__EXERCISE TASK__
Write out exactly the lines from the one containing "Parse this screenshot: output" through the last line of the records below, including both.

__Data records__
* * *
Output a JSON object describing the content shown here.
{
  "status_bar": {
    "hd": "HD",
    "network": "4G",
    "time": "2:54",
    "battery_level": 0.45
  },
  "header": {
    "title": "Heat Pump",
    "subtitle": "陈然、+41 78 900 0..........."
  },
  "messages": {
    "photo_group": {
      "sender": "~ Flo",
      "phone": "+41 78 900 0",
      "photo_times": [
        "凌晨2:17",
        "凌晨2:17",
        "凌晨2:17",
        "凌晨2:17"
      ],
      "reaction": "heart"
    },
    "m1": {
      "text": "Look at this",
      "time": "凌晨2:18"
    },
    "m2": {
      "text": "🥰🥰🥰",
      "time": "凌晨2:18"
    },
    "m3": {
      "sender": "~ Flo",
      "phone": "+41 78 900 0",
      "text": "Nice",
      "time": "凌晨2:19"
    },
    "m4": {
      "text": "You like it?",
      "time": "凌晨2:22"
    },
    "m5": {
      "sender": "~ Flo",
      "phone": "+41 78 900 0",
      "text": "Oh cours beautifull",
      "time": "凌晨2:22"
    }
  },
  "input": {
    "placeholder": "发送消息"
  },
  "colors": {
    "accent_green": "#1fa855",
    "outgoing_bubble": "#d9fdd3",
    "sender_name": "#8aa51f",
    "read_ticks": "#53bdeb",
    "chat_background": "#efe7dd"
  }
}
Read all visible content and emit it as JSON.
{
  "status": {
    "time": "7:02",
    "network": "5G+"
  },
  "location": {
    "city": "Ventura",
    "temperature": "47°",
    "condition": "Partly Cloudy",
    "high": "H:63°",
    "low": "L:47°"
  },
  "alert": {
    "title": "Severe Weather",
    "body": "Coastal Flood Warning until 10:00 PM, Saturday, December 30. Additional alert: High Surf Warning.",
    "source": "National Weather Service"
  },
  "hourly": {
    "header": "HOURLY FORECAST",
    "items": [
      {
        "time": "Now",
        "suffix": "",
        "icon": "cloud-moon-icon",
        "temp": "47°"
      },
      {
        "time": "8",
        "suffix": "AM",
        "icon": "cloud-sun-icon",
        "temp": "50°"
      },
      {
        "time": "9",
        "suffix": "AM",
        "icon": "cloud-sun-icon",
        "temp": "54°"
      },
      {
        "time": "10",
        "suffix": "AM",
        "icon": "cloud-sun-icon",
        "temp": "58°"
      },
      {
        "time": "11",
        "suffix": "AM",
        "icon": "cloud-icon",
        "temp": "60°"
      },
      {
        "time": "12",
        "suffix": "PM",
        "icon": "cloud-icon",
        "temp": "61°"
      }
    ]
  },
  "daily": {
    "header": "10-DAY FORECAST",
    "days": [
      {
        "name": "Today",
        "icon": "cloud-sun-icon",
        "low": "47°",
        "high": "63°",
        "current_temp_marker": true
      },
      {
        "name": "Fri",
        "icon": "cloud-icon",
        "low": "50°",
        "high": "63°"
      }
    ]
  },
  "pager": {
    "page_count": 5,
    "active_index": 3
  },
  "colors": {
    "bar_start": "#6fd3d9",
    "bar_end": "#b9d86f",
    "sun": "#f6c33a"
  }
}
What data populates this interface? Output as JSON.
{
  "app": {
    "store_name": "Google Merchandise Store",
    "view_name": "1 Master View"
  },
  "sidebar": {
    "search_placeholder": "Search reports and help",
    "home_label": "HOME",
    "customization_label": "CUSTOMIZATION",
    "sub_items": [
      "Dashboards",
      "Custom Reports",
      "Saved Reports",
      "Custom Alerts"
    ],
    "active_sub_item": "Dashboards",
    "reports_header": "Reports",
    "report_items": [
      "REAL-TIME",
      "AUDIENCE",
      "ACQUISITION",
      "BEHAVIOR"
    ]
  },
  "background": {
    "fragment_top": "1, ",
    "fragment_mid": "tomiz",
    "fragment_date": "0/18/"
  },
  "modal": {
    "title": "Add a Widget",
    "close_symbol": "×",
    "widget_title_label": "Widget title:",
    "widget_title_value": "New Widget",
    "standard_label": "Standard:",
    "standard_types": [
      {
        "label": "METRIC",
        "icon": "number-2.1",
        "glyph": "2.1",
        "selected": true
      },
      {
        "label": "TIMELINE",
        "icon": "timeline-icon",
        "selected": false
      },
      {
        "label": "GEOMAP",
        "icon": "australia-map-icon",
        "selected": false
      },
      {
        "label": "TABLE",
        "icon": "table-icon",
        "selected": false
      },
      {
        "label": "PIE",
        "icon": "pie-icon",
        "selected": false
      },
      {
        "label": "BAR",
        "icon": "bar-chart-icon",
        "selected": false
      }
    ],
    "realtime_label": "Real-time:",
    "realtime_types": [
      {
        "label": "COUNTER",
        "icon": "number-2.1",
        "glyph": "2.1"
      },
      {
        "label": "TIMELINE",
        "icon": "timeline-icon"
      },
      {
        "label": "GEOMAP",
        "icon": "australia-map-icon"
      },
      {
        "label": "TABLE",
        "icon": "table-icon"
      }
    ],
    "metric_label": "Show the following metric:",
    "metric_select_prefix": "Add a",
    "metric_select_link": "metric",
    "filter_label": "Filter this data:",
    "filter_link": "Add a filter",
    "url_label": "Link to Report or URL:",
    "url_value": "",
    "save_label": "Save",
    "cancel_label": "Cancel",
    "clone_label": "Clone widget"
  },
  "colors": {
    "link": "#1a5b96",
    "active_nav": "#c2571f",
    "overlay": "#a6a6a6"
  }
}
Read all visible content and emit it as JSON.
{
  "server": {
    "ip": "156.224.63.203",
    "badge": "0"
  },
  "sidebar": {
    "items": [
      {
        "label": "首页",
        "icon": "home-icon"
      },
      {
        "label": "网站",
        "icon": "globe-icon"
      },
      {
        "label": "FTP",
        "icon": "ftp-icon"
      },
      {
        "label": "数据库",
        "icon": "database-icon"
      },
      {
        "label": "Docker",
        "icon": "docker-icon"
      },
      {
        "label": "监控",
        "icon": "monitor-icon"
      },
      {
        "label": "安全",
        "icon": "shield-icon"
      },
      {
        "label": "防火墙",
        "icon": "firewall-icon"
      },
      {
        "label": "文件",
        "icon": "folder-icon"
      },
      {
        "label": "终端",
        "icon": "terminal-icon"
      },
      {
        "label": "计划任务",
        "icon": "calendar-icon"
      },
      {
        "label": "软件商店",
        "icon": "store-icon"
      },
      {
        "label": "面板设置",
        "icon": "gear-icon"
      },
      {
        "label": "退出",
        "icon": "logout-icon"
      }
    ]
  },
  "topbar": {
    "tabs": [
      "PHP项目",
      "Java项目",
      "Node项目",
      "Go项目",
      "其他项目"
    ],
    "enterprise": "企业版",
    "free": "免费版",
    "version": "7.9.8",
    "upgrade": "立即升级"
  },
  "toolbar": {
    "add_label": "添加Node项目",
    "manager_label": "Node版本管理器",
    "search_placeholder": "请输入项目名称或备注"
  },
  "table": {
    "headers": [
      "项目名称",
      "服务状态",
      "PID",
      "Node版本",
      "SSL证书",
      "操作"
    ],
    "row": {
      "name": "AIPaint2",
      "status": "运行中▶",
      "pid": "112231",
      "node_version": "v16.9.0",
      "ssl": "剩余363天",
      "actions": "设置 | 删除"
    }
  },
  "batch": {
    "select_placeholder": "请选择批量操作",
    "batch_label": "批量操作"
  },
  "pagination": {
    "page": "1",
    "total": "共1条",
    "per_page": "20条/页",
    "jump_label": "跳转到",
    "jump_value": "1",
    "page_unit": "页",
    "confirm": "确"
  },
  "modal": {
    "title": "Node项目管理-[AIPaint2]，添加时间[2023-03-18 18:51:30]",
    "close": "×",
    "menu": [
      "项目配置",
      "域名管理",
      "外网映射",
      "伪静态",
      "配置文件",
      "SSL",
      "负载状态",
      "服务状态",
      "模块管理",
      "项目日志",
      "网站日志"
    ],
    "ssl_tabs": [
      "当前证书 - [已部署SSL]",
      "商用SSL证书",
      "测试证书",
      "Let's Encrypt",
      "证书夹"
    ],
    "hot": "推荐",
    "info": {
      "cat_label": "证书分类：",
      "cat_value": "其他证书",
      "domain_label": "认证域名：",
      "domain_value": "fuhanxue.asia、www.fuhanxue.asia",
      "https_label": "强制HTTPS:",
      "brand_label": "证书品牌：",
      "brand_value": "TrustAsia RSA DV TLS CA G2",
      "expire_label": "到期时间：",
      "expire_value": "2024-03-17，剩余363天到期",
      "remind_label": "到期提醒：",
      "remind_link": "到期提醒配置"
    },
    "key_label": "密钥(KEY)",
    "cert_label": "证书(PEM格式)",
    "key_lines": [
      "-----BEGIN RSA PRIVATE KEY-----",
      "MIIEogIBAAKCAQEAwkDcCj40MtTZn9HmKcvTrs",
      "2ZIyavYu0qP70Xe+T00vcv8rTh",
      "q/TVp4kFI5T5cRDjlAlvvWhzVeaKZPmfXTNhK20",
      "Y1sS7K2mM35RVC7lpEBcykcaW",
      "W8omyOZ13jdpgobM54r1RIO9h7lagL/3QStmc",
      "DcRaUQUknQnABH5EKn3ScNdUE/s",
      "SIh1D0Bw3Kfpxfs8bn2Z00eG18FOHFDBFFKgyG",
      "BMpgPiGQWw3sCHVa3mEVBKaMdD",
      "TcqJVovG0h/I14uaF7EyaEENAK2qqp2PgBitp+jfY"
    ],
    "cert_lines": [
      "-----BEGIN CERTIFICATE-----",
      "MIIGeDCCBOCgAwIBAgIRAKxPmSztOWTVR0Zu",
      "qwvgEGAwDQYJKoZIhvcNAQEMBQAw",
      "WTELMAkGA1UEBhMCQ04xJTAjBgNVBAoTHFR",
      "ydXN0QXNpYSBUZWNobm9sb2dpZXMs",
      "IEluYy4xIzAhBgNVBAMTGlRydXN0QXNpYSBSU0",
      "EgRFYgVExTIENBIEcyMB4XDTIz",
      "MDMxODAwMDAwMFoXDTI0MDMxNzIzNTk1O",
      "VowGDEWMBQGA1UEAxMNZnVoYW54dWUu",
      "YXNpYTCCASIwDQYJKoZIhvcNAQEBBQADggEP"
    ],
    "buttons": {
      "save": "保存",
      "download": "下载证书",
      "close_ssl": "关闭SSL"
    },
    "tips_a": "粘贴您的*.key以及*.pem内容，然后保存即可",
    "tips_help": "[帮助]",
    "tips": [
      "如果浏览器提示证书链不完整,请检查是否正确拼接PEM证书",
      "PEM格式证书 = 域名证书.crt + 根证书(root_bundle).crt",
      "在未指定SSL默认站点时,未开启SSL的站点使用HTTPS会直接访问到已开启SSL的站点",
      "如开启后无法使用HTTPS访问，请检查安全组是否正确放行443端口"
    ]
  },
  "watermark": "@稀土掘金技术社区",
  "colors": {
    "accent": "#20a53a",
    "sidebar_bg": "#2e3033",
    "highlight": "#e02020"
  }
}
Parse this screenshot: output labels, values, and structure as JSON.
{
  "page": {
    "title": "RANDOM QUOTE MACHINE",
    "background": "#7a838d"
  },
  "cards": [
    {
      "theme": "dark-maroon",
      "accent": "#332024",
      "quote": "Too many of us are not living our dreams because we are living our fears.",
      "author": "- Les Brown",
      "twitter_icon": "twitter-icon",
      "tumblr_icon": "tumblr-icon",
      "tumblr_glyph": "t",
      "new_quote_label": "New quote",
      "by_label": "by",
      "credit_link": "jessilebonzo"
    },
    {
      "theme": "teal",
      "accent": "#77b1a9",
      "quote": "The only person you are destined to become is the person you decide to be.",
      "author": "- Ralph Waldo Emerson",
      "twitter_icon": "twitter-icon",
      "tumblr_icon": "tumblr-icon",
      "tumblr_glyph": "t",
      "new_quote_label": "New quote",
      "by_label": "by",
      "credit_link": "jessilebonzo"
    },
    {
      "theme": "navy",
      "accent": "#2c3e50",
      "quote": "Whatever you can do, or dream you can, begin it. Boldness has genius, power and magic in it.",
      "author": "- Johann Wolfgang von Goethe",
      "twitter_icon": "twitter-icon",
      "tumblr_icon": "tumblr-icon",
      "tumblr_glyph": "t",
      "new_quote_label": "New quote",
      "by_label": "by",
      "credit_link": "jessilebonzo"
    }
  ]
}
* * *
__RESULT FOR THIS TASK__
Parse this screenshot: output labels, values, and structure as JSON.
{
  "page": {
    "title": "RANDOM QUOTE MACHINE",
    "background": "#7a838d"
  },
  "cards": [
    {
      "theme": "dark-maroon",
      "accent": "#332024",
      "quote": "Too many of us are not living our dreams because we are living our fears.",
      "author": "- Les Brown",
      "twitter_icon": "twitter-icon",
      "tumblr_icon": "tumblr-icon",
      "tumblr_glyph": "t",
      "new_quote_label": "New quote",
      "by_label": "by",
      "credit_link": "jessilebonzo"
    },
    {
      "theme": "teal",
      "accent": "#77b1a9",
      "quote": "The only person you are destined to become is the person you decide to be.",
      "author": "- Ralph Waldo Emerson",
      "twitter_icon": "twitter-icon",
      "tumblr_icon": "tumblr-icon",
      "tumblr_glyph": "t",
      "new_quote_label": "New quote",
      "by_label": "by",
      "credit_link": "jessilebonzo"
    },
    {
      "theme": "navy",
      "accent": "#2c3e50",
      "quote": "Whatever you can do, or dream you can, begin it. Boldness has genius, power and magic in it.",
      "author": "- Johann Wolfgang von Goethe",
      "twitter_icon": "twitter-icon",
      "tumblr_icon": "tumblr-icon",
      "tumblr_glyph": "t",
      "new_quote_label": "New quote",
      "by_label": "by",
      "credit_link": "jessilebonzo"
    }
  ]
}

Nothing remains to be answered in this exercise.